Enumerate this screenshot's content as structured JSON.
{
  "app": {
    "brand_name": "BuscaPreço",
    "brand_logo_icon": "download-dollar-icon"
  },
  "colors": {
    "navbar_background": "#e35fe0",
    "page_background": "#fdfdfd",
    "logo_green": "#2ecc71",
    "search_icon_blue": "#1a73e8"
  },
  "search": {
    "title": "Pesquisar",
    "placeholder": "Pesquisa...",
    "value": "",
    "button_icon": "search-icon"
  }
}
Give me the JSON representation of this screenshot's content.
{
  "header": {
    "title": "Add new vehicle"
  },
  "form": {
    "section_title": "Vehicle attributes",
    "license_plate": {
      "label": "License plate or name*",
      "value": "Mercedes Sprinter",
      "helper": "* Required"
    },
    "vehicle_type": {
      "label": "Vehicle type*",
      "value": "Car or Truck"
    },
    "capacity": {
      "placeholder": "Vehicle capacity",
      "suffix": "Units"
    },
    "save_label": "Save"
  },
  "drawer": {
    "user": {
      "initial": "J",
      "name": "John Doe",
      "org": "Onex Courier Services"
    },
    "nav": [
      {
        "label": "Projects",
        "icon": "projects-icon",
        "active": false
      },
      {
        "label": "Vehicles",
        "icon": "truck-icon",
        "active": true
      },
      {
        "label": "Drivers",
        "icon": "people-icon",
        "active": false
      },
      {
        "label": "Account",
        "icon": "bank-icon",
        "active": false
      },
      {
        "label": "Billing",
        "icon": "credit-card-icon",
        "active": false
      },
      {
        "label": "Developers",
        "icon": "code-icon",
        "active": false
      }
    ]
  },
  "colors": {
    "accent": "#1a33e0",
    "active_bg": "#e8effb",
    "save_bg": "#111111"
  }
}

--------------------

Take the line that contains "Give me the" and each line after it down to the last of the records, and retype them exactly; add nothing else.

Give me the JSON representation of this screenshot's content.
{
  "header": {
    "title": "Add new vehicle"
  },
  "form": {
    "section_title": "Vehicle attributes",
    "license_plate": {
      "label": "License plate or name*",
      "value": "Mercedes Sprinter",
      "helper": "* Required"
    },
    "vehicle_type": {
      "label": "Vehicle type*",
      "value": "Car or Truck"
    },
    "capacity": {
      "placeholder": "Vehicle capacity",
      "suffix": "Units"
    },
    "save_label": "Save"
  },
  "drawer": {
    "user": {
      "initial": "J",
      "name": "John Doe",
      "org": "Onex Courier Services"
    },
    "nav": [
      {
        "label": "Projects",
        "icon": "projects-icon",
        "active": false
      },
      {
        "label": "Vehicles",
        "icon": "truck-icon",
        "active": true
      },
      {
        "label": "Drivers",
        "icon": "people-icon",
        "active": false
      },
      {
        "label": "Account",
        "icon": "bank-icon",
        "active": false
      },
      {
        "label": "Billing",
        "icon": "credit-card-icon",
        "active": false
      },
      {
        "label": "Developers",
        "icon": "code-icon",
        "active": false
      }
    ]
  },
  "colors": {
    "accent": "#1a33e0",
    "active_bg": "#e8effb",
    "save_bg": "#111111"
  }
}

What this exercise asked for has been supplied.